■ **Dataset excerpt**
+--

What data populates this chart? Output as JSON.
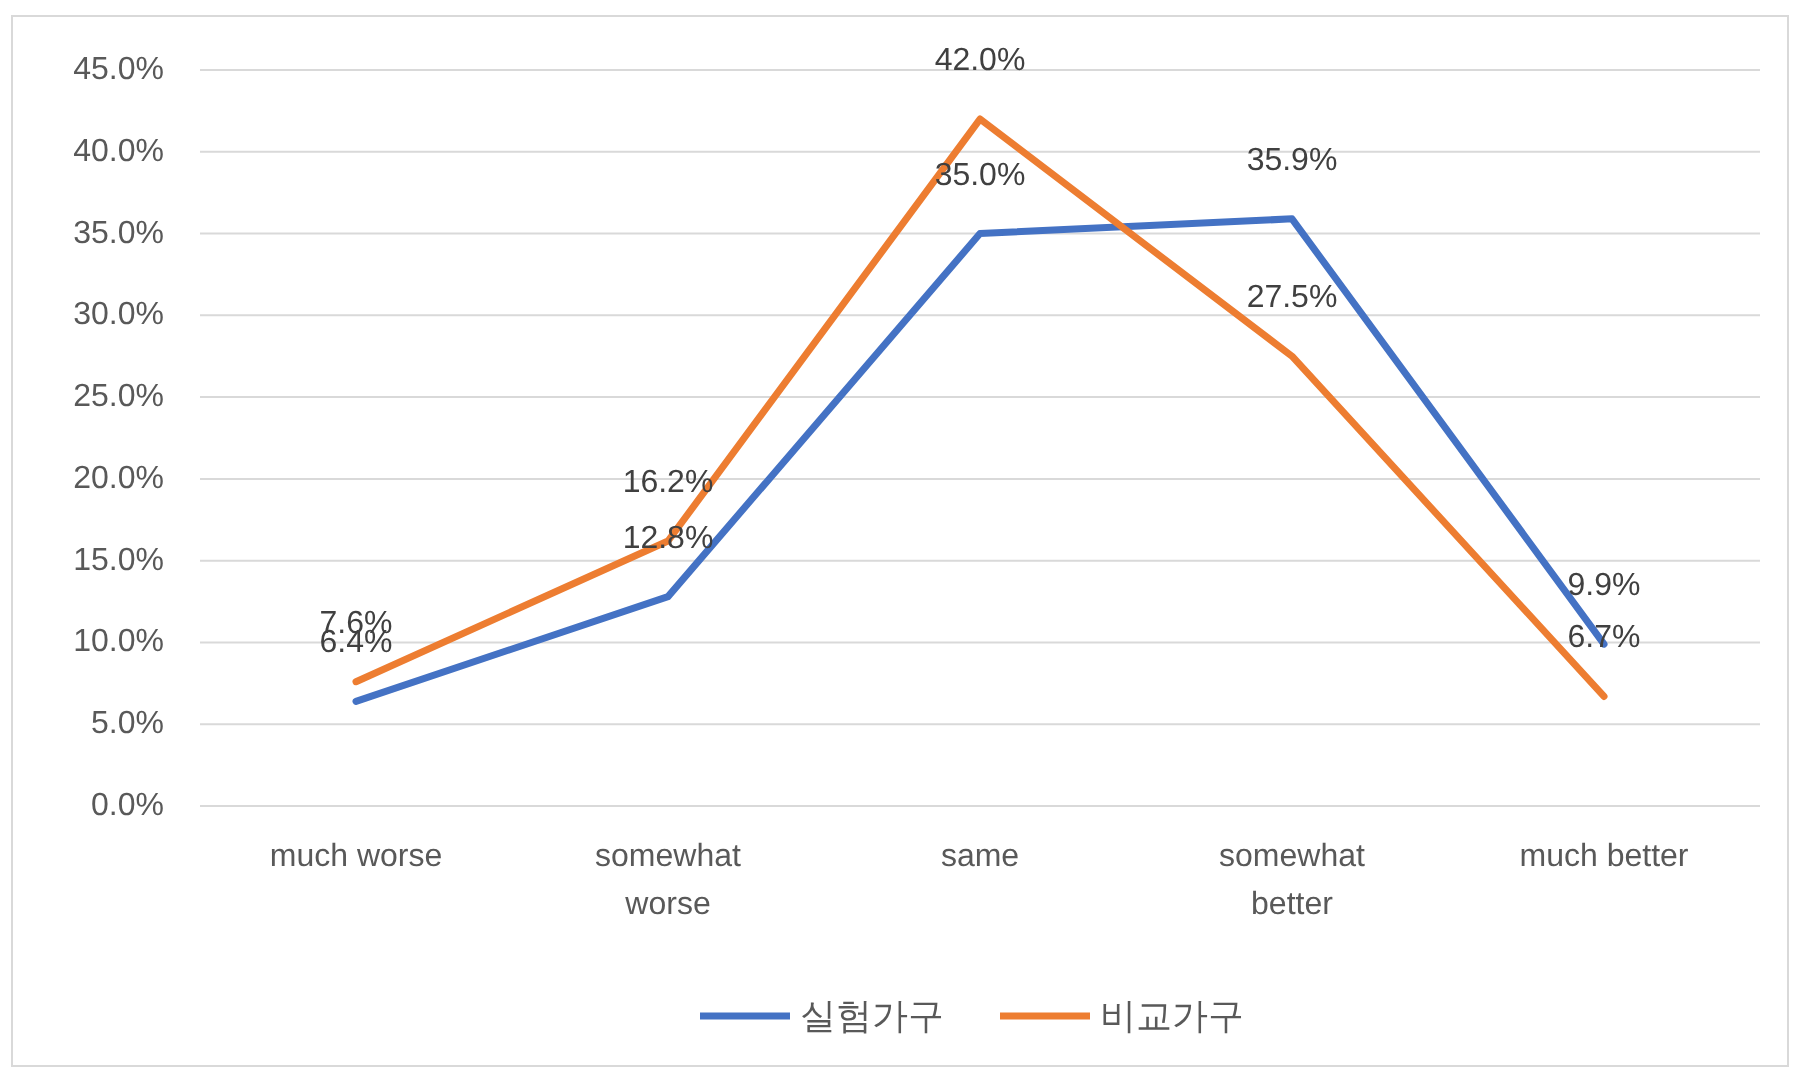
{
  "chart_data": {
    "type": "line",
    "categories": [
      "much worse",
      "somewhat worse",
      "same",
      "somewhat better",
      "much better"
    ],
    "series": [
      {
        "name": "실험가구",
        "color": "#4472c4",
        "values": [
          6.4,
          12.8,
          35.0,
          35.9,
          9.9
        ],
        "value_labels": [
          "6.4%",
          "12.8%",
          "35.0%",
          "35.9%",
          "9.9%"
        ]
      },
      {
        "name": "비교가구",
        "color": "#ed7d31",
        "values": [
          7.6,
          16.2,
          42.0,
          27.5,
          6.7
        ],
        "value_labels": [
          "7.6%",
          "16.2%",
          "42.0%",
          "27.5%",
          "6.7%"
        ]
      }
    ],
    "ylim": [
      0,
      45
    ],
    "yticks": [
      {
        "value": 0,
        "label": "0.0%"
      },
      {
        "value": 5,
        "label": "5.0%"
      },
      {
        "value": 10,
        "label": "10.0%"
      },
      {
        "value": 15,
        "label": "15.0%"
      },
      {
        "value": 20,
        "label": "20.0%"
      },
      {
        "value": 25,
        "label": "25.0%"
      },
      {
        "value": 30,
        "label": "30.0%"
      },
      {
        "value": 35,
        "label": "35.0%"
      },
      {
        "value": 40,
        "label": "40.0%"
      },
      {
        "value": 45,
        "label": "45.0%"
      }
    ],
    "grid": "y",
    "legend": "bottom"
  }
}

+--

■ **Instructions to follow**
In this exercise, set down all of the data exactly, without the pictures.

■ **Finished answer**
What data populates this chart? Output as JSON.
{
  "chart_data": {
    "type": "line",
    "categories": [
      "much worse",
      "somewhat worse",
      "same",
      "somewhat better",
      "much better"
    ],
    "series": [
      {
        "name": "실험가구",
        "color": "#4472c4",
        "values": [
          6.4,
          12.8,
          35.0,
          35.9,
          9.9
        ],
        "value_labels": [
          "6.4%",
          "12.8%",
          "35.0%",
          "35.9%",
          "9.9%"
        ]
      },
      {
        "name": "비교가구",
        "color": "#ed7d31",
        "values": [
          7.6,
          16.2,
          42.0,
          27.5,
          6.7
        ],
        "value_labels": [
          "7.6%",
          "16.2%",
          "42.0%",
          "27.5%",
          "6.7%"
        ]
      }
    ],
    "ylim": [
      0,
      45
    ],
    "yticks": [
      {
        "value": 0,
        "label": "0.0%"
      },
      {
        "value": 5,
        "label": "5.0%"
      },
      {
        "value": 10,
        "label": "10.0%"
      },
      {
        "value": 15,
        "label": "15.0%"
      },
      {
        "value": 20,
        "label": "20.0%"
      },
      {
        "value": 25,
        "label": "25.0%"
      },
      {
        "value": 30,
        "label": "30.0%"
      },
      {
        "value": 35,
        "label": "35.0%"
      },
      {
        "value": 40,
        "label": "40.0%"
      },
      {
        "value": 45,
        "label": "45.0%"
      }
    ],
    "grid": "y",
    "legend": "bottom"
  }
}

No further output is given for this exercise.